- [Texto proporcionado]
◆ ◆ ◆ ◆ ◆ ◆ ◆
DESCUBIERTO UN GEN DE LA AGRESIVIDAD

Fuente: El País, 13 de noviembre de 2007.

 

Se ha descubierto un gen que parece clave en una de cada tres personas violentas. Tal es el resultado al que ha llego Emil F. Coccaro del Departamento de Psiquiatría de la Universidad de la Escuela Pritzker de Medicina de la Universidad de Chicago después de estar estudiando este problema desde 1980. En los experimentos se adiministró a un grupo de personas violentas fluoxetina (el conocido ahora como Prozac), fármaco utlizado antes para tratar la depresión. Sin embargo, el equipo investigador de este proyecto estudió tanto el componente genético como el de las condiciones ambientales. El trabajo general se ha realizado utilizando a 1500 parejas de gemelos, quedando reducido el estudio biológico a sólo 200 de estas parejas. De los datos experimentales parece deducirse que alrededor la violencia tiene un componente genético en un 30% a un 40% de las personas participantes en la experiencia. Después de la administración sucesiva del prozac un 30% de los individuos muy agresivos dejaban de serlo, el 45% mejoraba su comportamiento al aumentar los niveles del neurotransmisor serotonina, y en el resto la mejoría sólo se reducía a los síntomas pero seguían siendo violentas. En el último grupo en el que persistía la violencia, se comprobó que el sistema neurotransmisor de la serotonina estaba dañado por lo que los medicamentos no tienen efecto, y ello lo explicaron por un gen que codifica el transportador de serotonina, gen que tiene diferentes variantes; según sea este transportador se puede generar una persona violenta u otra depresiva. Así, hay dos variantes de este gen que codifica el transportador de serotonina:

-          Una variante provoca que haya niveles bajos de serotonina y de norepinefrina (otro neurotransmisor), produciéndose la depresión.

-          Otra variante provoca un nivel bajo de serotonina pero un nivel normal o alto de neropinedrina, dando una persona violenta.

El símil es el siguiente: la serotonina actúa como un freno y la norepinefrina como un acelerador, y ambos deben compensarse.

 

Además de todo lo anterior, también en el estudio se está haciendo un estudio de neuroimagen observando el comportamiento emocional en personas agresivas y en personas normales al observar su respuesta ante fotos emotivas o caras con expresión de enfado. Parece que en las personas agresivas, no se activa tanto el freno emocional en la corteza frontal del cerebro, de lo que se deduce que no hay una conexión tan fuerte entre este centro y la amígdala (centro acelerador del comportamiento agresivo). En los casos en los que la fluoxetina era eficaz frenando la actividad de la amígdala, bajaba la agresividad, existiendo por tanto una clara relación entre ambos procesos.
◆ ◆ ◆ ◆ ◆ ◆ ◆
- [Listado proporcionado]

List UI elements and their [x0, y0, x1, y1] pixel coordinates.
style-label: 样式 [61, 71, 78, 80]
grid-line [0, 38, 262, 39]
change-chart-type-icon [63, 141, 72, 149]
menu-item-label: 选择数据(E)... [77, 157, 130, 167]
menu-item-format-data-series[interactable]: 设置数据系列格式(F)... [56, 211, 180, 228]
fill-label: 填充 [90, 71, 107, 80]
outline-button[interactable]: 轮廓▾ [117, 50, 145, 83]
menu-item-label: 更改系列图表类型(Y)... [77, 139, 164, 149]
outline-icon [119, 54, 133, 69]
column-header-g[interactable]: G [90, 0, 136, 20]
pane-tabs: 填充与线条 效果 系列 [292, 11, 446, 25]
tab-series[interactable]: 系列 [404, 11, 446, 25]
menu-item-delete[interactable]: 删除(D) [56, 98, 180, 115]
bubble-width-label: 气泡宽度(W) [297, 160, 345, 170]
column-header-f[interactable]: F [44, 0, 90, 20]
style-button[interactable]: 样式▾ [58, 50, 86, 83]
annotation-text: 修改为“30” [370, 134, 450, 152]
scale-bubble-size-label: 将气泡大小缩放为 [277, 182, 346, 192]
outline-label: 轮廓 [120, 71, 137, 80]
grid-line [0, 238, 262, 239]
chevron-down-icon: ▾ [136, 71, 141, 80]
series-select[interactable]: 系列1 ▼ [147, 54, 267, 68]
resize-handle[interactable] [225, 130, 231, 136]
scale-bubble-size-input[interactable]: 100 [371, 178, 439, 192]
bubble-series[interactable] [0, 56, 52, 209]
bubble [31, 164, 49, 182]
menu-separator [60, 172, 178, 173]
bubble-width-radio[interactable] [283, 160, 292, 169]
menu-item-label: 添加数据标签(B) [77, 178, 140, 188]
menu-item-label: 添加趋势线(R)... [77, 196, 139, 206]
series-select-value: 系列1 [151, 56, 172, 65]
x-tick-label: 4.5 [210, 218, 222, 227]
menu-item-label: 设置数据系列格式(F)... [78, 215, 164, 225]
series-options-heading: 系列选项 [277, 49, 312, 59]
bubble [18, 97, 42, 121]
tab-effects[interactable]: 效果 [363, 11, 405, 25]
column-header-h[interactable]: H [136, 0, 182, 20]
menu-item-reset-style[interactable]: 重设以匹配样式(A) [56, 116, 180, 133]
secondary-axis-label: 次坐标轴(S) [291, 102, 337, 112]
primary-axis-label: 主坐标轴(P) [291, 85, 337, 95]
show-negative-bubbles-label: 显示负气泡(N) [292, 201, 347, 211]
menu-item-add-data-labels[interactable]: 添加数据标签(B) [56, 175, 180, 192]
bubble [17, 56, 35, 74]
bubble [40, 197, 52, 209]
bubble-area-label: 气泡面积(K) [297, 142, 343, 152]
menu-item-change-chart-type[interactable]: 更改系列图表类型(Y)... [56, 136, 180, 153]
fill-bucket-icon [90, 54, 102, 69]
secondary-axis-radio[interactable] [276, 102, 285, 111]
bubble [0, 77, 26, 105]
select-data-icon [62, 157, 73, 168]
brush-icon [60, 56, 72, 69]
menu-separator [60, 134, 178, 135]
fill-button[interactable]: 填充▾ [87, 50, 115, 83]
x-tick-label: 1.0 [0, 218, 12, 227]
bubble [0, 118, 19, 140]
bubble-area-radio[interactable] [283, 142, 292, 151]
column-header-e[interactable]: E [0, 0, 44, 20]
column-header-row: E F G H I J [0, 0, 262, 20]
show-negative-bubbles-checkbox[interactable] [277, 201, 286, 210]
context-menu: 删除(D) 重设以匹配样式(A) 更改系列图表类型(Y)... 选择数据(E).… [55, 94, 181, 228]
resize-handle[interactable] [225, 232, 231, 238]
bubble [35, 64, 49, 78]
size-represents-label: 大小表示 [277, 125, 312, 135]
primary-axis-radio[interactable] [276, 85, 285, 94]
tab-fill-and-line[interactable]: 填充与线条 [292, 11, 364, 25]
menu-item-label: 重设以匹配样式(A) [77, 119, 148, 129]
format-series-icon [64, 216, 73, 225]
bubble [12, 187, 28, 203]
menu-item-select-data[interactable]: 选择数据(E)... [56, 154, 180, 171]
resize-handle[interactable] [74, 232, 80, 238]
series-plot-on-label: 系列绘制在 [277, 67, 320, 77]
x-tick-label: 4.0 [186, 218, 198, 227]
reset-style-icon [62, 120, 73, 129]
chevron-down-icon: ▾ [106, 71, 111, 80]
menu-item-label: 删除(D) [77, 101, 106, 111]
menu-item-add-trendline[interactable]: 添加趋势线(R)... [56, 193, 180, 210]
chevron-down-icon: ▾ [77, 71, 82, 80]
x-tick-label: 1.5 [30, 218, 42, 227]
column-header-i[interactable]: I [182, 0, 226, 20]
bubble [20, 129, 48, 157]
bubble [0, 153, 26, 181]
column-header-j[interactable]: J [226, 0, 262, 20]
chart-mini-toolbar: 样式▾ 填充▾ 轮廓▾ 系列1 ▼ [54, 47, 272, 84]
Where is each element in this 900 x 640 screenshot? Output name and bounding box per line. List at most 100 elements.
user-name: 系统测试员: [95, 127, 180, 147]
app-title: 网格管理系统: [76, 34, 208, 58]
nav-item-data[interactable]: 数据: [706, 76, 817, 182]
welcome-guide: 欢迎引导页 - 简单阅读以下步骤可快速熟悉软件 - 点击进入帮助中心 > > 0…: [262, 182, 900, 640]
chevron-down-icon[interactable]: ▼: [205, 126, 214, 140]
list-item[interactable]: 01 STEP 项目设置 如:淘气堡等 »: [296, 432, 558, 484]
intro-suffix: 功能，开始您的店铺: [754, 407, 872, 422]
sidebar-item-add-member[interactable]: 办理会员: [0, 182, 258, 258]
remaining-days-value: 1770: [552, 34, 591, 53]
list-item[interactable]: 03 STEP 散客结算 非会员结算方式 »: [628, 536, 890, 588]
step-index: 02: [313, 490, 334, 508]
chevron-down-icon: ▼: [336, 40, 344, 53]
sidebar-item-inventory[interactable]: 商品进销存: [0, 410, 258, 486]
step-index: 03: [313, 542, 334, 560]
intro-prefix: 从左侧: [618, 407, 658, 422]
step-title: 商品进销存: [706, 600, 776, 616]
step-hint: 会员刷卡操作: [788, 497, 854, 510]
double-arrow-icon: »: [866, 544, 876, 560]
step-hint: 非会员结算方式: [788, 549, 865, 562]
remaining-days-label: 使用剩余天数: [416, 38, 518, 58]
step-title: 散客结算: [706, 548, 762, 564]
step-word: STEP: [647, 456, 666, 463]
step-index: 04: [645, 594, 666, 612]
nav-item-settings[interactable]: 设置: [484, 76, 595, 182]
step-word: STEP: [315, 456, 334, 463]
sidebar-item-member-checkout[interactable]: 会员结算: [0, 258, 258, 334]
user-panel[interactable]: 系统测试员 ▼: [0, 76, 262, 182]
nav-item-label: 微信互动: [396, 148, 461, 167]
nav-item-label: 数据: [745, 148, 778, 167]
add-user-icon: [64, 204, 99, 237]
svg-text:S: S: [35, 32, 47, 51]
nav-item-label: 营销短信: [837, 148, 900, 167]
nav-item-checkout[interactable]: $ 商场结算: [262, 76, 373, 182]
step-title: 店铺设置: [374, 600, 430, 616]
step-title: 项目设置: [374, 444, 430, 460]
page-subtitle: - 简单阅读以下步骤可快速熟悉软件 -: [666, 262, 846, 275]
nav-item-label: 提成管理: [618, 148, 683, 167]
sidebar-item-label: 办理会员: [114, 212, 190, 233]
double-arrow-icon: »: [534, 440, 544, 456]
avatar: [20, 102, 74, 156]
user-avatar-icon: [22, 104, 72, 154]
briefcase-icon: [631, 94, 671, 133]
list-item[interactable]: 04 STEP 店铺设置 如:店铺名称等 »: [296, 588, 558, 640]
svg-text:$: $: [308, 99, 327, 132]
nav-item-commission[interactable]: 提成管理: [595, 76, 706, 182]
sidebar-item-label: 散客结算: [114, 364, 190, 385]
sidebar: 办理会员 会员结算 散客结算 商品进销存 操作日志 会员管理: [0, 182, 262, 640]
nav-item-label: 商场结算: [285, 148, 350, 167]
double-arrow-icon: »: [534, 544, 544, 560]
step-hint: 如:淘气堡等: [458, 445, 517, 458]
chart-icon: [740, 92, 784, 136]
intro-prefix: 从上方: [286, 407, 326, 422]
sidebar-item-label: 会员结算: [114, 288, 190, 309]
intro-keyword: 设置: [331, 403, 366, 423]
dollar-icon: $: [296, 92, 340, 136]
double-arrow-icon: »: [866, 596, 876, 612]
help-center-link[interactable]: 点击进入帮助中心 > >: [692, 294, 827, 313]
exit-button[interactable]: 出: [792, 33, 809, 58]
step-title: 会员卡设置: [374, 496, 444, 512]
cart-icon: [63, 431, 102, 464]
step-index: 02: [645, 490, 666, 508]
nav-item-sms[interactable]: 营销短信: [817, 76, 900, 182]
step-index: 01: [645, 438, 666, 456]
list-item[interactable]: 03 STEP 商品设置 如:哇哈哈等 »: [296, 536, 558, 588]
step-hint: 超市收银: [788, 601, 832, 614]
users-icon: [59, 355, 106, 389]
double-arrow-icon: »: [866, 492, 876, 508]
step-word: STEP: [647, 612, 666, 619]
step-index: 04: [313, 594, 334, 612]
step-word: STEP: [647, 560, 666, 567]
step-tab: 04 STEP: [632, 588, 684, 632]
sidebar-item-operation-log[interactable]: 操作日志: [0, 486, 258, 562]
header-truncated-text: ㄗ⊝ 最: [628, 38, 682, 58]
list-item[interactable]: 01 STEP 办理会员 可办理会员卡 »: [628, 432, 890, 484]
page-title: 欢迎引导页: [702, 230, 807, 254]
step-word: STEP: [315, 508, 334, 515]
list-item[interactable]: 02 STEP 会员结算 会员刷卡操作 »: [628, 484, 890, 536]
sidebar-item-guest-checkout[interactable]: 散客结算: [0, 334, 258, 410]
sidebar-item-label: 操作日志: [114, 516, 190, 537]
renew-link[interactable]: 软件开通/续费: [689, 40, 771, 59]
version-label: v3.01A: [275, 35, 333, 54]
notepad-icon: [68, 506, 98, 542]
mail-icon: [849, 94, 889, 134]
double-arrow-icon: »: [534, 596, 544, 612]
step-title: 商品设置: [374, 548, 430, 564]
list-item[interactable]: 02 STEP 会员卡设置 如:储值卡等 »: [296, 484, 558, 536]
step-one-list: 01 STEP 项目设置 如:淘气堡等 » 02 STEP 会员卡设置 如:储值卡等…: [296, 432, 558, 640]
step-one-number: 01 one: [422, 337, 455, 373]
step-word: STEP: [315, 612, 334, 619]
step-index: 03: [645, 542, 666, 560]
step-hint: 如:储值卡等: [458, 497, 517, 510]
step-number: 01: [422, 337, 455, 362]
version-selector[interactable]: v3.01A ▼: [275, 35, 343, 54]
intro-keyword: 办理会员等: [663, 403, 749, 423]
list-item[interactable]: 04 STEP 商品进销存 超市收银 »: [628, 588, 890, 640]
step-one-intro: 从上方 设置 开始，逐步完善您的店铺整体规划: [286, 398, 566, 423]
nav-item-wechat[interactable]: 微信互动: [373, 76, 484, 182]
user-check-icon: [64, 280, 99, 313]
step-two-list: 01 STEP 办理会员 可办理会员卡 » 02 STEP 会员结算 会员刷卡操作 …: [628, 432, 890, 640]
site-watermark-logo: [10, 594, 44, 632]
◆ ◆ ◆ ◆ ◆ ◆ ◆
- [Ejercicios propuestos]
a - Según el texto sobre el gen de la agresividad, ¿cuántas parejas de gemelos se utilizaron en el trabajo general?
b - Enumera todos los resultados que el texto sobre el gen de la agresividad atribuye a la administración sucesiva del prozac en los individuos muy agresivos.
c - Reproduce literalmente el tramo del texto sobre el gen de la agresividad que va desde "Además de todo" hasta "entre ambos procesos.".
El listado no interviene en nada de esto.

- [Soluciones]
a - 1500 parejas de gemelos.

b -
- Un 30% dejaba de ser agresivo.
- El 45% mejoraba su comportamiento al aumentar los niveles del neurotransmisor serotonina.
- En el resto, la mejoría se reducía solo a los síntomas, pero seguían siendo violentos.

c -
Además de todo lo anterior, también en el estudio se está haciendo un estudio de neuroimagen observando el comportamiento emocional en personas agresivas y en personas normales al observar su respuesta ante fotos emotivas o caras con expresión de enfado. Parece que en las personas agresivas, no se activa tanto el freno emocional en la corteza frontal del cerebro, de lo que se deduce que no hay una conexión tan fuerte entre este centro y la amígdala (centro acelerador del comportamiento agresivo). En los casos en los que la fluoxetina era eficaz frenando la actividad de la amígdala, bajaba la agresividad, existiendo por tanto una clara relación entre ambos procesos.